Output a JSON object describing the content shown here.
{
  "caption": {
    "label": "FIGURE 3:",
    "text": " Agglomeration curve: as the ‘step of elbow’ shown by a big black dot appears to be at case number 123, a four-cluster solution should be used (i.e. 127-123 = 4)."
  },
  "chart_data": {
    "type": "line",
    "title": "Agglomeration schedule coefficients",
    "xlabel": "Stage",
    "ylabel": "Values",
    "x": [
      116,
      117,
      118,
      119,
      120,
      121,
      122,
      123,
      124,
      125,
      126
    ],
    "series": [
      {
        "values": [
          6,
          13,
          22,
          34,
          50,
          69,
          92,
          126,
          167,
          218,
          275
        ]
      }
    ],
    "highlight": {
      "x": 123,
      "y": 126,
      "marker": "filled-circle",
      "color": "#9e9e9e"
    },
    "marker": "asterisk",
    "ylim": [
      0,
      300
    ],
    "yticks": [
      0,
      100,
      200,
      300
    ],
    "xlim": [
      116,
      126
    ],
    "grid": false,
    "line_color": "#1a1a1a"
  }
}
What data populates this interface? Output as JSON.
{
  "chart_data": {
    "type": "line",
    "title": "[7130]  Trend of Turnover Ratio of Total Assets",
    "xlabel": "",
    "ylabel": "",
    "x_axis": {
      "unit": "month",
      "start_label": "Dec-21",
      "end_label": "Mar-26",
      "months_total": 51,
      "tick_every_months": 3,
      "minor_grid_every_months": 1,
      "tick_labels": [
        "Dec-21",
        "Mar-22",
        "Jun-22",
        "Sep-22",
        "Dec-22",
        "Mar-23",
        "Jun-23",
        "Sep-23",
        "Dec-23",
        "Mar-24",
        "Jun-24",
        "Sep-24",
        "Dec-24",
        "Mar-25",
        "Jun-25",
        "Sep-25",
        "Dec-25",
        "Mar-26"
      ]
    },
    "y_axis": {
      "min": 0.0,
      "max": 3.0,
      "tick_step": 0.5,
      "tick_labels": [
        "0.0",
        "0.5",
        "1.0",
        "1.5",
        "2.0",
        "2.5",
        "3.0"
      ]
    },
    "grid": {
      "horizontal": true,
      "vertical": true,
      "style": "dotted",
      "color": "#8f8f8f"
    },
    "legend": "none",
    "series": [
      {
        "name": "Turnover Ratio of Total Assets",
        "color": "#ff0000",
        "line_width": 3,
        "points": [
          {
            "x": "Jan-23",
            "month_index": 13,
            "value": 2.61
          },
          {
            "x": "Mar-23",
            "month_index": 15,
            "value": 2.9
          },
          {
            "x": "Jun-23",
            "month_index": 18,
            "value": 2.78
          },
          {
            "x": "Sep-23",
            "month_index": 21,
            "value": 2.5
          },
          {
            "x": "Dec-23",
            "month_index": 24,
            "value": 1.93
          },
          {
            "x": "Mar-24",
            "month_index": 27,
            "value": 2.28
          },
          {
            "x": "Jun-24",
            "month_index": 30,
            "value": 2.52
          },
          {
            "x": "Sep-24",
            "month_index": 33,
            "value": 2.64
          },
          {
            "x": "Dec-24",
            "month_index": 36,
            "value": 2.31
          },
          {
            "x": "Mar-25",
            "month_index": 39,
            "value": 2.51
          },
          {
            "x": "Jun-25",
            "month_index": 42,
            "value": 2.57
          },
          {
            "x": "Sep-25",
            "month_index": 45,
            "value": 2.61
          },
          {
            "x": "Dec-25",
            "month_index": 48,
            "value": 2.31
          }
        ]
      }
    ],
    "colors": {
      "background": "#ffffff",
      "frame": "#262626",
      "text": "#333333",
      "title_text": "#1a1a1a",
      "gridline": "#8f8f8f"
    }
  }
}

OBJECTIVE ▸
Retype every record above exactly as written.

RESPONSE TO THIS EXERCISE ▸
Output a JSON object describing the content shown here.
{
  "caption": {
    "label": "FIGURE 3:",
    "text": " Agglomeration curve: as the ‘step of elbow’ shown by a big black dot appears to be at case number 123, a four-cluster solution should be used (i.e. 127-123 = 4)."
  },
  "chart_data": {
    "type": "line",
    "title": "Agglomeration schedule coefficients",
    "xlabel": "Stage",
    "ylabel": "Values",
    "x": [
      116,
      117,
      118,
      119,
      120,
      121,
      122,
      123,
      124,
      125,
      126
    ],
    "series": [
      {
        "values": [
          6,
          13,
          22,
          34,
          50,
          69,
          92,
          126,
          167,
          218,
          275
        ]
      }
    ],
    "highlight": {
      "x": 123,
      "y": 126,
      "marker": "filled-circle",
      "color": "#9e9e9e"
    },
    "marker": "asterisk",
    "ylim": [
      0,
      300
    ],
    "yticks": [
      0,
      100,
      200,
      300
    ],
    "xlim": [
      116,
      126
    ],
    "grid": false,
    "line_color": "#1a1a1a"
  }
}
What data populates this interface? Output as JSON.
{
  "chart_data": {
    "type": "line",
    "title": "[7130]  Trend of Turnover Ratio of Total Assets",
    "xlabel": "",
    "ylabel": "",
    "x_axis": {
      "unit": "month",
      "start_label": "Dec-21",
      "end_label": "Mar-26",
      "months_total": 51,
      "tick_every_months": 3,
      "minor_grid_every_months": 1,
      "tick_labels": [
        "Dec-21",
        "Mar-22",
        "Jun-22",
        "Sep-22",
        "Dec-22",
        "Mar-23",
        "Jun-23",
        "Sep-23",
        "Dec-23",
        "Mar-24",
        "Jun-24",
        "Sep-24",
        "Dec-24",
        "Mar-25",
        "Jun-25",
        "Sep-25",
        "Dec-25",
        "Mar-26"
      ]
    },
    "y_axis": {
      "min": 0.0,
      "max": 3.0,
      "tick_step": 0.5,
      "tick_labels": [
        "0.0",
        "0.5",
        "1.0",
        "1.5",
        "2.0",
        "2.5",
        "3.0"
      ]
    },
    "grid": {
      "horizontal": true,
      "vertical": true,
      "style": "dotted",
      "color": "#8f8f8f"
    },
    "legend": "none",
    "series": [
      {
        "name": "Turnover Ratio of Total Assets",
        "color": "#ff0000",
        "line_width": 3,
        "points": [
          {
            "x": "Jan-23",
            "month_index": 13,
            "value": 2.61
          },
          {
            "x": "Mar-23",
            "month_index": 15,
            "value": 2.9
          },
          {
            "x": "Jun-23",
            "month_index": 18,
            "value": 2.78
          },
          {
            "x": "Sep-23",
            "month_index": 21,
            "value": 2.5
          },
          {
            "x": "Dec-23",
            "month_index": 24,
            "value": 1.93
          },
          {
            "x": "Mar-24",
            "month_index": 27,
            "value": 2.28
          },
          {
            "x": "Jun-24",
            "month_index": 30,
            "value": 2.52
          },
          {
            "x": "Sep-24",
            "month_index": 33,
            "value": 2.64
          },
          {
            "x": "Dec-24",
            "month_index": 36,
            "value": 2.31
          },
          {
            "x": "Mar-25",
            "month_index": 39,
            "value": 2.51
          },
          {
            "x": "Jun-25",
            "month_index": 42,
            "value": 2.57
          },
          {
            "x": "Sep-25",
            "month_index": 45,
            "value": 2.61
          },
          {
            "x": "Dec-25",
            "month_index": 48,
            "value": 2.31
          }
        ]
      }
    ],
    "colors": {
      "background": "#ffffff",
      "frame": "#262626",
      "text": "#333333",
      "title_text": "#1a1a1a",
      "gridline": "#8f8f8f"
    }
  }
}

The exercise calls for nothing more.